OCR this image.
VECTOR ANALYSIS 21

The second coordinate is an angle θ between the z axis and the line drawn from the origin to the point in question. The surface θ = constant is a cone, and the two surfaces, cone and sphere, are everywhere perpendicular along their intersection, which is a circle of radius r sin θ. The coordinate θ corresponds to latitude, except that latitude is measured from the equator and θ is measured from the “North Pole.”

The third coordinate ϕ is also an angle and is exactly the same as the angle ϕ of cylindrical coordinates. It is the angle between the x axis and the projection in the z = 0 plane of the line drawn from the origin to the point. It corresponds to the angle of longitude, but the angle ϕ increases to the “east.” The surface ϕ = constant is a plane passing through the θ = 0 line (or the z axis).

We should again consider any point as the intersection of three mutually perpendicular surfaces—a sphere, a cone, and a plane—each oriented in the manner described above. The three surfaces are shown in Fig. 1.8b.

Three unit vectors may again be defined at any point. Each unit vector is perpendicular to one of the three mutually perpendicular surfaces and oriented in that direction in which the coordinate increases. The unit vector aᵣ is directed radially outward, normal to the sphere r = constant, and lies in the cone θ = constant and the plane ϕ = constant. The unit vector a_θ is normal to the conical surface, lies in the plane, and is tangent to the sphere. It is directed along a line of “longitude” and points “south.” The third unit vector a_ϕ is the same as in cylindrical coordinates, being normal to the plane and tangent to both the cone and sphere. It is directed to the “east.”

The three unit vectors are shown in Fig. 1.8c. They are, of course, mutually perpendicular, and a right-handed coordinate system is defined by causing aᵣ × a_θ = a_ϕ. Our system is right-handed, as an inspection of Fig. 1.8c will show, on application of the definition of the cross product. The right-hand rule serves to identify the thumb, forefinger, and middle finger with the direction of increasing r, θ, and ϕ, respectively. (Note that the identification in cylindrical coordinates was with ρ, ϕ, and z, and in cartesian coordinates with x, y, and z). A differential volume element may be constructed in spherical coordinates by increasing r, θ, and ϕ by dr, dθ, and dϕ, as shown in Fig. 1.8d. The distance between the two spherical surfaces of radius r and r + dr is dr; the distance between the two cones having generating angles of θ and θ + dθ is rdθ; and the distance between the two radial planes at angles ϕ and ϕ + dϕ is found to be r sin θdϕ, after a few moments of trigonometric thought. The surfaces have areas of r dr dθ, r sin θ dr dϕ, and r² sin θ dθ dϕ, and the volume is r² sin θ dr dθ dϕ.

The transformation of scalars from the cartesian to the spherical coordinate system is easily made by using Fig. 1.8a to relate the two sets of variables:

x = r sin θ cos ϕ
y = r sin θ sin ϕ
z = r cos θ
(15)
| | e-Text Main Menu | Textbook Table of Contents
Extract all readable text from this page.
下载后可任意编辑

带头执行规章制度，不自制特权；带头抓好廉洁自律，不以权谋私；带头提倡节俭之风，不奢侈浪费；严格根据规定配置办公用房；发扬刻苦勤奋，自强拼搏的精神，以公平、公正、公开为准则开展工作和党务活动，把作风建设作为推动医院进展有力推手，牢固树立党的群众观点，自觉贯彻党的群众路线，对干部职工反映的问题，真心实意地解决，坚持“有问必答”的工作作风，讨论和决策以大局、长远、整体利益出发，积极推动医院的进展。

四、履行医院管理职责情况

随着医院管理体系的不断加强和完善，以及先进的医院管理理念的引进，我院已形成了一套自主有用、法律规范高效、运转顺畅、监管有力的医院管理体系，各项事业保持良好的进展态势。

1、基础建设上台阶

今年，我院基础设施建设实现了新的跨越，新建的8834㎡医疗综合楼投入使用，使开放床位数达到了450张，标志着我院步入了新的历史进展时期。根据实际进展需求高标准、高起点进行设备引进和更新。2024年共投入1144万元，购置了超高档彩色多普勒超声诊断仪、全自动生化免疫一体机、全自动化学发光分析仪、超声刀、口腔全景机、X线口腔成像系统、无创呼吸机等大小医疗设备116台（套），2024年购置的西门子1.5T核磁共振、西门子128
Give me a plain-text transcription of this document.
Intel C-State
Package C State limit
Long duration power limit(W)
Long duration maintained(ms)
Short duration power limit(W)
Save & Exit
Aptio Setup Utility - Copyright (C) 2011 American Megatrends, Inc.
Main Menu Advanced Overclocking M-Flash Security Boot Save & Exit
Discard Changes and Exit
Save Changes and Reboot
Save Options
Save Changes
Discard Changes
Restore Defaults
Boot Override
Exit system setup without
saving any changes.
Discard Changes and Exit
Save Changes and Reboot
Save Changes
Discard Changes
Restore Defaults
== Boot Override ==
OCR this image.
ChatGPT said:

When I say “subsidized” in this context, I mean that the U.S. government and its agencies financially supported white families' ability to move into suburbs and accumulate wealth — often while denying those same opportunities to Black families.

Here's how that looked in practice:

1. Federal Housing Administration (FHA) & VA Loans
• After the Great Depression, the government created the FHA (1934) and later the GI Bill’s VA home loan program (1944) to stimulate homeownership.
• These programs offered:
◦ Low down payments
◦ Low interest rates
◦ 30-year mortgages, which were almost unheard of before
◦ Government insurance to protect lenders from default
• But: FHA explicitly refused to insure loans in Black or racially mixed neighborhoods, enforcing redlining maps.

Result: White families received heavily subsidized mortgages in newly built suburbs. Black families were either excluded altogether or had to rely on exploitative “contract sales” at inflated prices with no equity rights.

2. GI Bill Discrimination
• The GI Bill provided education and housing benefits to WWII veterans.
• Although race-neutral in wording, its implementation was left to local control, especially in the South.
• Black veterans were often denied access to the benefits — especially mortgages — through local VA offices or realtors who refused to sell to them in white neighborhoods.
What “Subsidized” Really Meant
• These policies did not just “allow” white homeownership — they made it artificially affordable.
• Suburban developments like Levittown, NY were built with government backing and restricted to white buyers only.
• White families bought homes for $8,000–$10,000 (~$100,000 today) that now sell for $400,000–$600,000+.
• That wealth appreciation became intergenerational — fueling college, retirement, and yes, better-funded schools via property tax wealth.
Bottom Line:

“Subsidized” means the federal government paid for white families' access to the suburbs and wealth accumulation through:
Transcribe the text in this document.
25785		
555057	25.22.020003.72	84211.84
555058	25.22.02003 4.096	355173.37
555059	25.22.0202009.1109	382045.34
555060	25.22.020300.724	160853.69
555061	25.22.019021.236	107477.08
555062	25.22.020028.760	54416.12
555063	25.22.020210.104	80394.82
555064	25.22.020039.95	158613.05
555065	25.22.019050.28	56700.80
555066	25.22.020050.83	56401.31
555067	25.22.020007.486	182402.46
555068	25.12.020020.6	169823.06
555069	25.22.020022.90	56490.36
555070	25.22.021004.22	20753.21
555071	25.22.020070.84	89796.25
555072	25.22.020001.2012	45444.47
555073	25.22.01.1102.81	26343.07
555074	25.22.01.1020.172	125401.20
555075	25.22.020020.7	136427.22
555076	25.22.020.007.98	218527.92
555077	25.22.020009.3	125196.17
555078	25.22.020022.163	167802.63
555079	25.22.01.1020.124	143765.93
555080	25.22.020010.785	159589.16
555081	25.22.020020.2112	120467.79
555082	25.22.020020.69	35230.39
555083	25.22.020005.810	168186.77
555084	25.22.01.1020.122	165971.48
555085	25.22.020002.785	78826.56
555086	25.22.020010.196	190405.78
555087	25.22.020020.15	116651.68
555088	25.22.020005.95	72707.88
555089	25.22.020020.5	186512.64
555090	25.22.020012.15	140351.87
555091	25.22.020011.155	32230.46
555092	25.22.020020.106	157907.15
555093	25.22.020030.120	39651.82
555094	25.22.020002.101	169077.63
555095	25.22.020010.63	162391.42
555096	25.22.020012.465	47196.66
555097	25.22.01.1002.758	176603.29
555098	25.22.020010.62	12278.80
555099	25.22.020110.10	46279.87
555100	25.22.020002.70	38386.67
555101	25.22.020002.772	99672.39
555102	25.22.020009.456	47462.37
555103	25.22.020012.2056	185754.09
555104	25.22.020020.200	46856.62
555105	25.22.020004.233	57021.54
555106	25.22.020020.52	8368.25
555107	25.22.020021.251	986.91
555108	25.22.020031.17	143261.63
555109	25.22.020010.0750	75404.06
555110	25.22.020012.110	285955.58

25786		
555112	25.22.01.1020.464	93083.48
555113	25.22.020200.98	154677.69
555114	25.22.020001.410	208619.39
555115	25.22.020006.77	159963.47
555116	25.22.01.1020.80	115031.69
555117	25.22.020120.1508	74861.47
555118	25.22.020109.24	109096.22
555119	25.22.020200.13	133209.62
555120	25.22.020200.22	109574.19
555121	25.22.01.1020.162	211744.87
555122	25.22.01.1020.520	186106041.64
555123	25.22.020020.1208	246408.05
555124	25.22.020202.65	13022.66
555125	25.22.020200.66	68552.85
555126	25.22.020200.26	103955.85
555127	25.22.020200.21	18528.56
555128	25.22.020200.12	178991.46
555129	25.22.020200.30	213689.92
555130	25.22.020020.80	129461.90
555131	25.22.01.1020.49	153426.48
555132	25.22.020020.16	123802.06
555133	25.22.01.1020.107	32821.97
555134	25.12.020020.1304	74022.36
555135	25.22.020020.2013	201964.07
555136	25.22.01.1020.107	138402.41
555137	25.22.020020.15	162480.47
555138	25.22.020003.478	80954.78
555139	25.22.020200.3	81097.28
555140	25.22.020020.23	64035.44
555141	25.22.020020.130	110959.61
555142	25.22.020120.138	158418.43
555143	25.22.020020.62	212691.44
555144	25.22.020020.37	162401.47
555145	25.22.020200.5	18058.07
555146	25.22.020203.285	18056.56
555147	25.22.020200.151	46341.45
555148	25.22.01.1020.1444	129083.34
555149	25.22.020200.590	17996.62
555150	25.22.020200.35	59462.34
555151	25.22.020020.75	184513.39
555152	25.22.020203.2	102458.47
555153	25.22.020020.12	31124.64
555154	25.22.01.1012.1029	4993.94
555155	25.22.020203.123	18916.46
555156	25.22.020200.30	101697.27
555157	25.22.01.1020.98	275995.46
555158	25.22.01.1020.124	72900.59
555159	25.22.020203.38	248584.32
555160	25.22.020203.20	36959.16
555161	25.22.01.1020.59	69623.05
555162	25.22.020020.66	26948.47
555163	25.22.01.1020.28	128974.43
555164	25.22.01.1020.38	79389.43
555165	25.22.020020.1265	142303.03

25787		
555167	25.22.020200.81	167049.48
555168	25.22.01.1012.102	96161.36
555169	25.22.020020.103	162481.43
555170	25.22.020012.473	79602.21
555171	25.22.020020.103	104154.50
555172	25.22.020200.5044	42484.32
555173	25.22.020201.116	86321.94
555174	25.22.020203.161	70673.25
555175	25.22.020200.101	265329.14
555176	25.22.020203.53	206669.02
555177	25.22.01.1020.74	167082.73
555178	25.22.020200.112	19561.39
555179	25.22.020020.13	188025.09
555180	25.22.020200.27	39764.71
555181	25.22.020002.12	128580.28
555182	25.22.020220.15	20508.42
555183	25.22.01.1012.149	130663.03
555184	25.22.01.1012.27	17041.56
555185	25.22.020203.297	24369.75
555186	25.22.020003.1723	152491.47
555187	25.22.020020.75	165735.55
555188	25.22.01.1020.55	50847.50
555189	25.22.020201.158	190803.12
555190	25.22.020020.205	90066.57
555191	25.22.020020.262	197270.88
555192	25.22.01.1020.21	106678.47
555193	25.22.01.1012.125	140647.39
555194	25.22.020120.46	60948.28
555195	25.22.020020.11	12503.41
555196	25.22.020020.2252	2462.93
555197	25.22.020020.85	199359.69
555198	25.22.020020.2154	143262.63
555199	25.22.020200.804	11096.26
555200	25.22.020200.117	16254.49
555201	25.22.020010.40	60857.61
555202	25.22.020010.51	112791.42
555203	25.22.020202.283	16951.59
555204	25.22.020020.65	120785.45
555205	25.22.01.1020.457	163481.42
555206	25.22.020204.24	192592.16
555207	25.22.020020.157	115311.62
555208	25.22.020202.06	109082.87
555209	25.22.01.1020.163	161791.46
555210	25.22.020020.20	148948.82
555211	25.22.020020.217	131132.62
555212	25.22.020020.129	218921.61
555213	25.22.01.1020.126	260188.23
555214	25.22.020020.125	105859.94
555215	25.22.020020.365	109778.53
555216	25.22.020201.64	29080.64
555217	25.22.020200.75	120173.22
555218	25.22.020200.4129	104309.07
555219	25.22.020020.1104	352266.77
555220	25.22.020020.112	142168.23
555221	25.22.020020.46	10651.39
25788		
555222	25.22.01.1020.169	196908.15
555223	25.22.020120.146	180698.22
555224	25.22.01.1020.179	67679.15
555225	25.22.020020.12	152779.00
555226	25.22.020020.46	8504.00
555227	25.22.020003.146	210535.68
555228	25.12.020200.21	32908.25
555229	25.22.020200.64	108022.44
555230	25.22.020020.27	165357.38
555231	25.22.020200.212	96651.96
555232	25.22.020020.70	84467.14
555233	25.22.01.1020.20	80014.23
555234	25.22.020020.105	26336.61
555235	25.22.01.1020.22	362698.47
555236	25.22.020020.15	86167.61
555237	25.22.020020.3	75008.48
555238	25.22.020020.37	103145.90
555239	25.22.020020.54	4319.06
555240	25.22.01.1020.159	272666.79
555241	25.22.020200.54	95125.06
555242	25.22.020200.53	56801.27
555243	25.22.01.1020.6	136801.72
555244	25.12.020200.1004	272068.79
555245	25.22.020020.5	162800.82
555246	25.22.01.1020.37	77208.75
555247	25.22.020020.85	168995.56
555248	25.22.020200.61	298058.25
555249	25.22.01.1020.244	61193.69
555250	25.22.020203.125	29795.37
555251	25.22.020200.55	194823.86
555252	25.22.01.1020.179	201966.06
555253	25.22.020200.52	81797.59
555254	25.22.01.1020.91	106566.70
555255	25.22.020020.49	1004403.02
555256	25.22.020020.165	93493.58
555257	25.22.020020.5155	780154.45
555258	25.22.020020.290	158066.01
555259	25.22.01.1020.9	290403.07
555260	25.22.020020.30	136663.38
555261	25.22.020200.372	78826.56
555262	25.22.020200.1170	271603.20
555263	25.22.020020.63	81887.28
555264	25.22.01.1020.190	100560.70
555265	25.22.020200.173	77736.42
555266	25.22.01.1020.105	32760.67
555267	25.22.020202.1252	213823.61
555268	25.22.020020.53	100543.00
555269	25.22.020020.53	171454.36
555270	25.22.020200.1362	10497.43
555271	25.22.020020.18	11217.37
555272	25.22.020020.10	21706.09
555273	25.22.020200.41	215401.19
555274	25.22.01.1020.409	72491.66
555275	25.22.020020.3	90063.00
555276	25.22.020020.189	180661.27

> **Directions**
Which lines above contain the word "radius"? Copy each of them.

> **Written answer**
The second coordinate is an angle θ between the z axis and the line drawn from the origin to the point in question. The surface θ = constant is a cone, and the two surfaces, cone and sphere, are everywhere perpendicular along their intersection, which is a circle of radius r sin θ. The coordinate θ corresponds to latitude, except that latitude is measured from the equator and θ is measured from the “North Pole.”
The three unit vectors are shown in Fig. 1.8c. They are, of course, mutually perpendicular, and a right-handed coordinate system is defined by causing aᵣ × a_θ = a_ϕ. Our system is right-handed, as an inspection of Fig. 1.8c will show, on application of the definition of the cross product. The right-hand rule serves to identify the thumb, forefinger, and middle finger with the direction of increasing r, θ, and ϕ, respectively. (Note that the identification in cylindrical coordinates was with ρ, ϕ, and z, and in cartesian coordinates with x, y, and z). A differential volume element may be constructed in spherical coordinates by increasing r, θ, and ϕ by dr, dθ, and dϕ, as shown in Fig. 1.8d. The distance between the two spherical surfaces of radius r and r + dr is dr; the distance between the two cones having generating angles of θ and θ + dθ is rdθ; and the distance between the two radial planes at angles ϕ and ϕ + dϕ is found to be r sin θdϕ, after a few moments of trigonometric thought. The surfaces have areas of r dr dθ, r sin θ dr dϕ, and r² sin θ dθ dϕ, and the volume is r² sin θ dr dθ dϕ.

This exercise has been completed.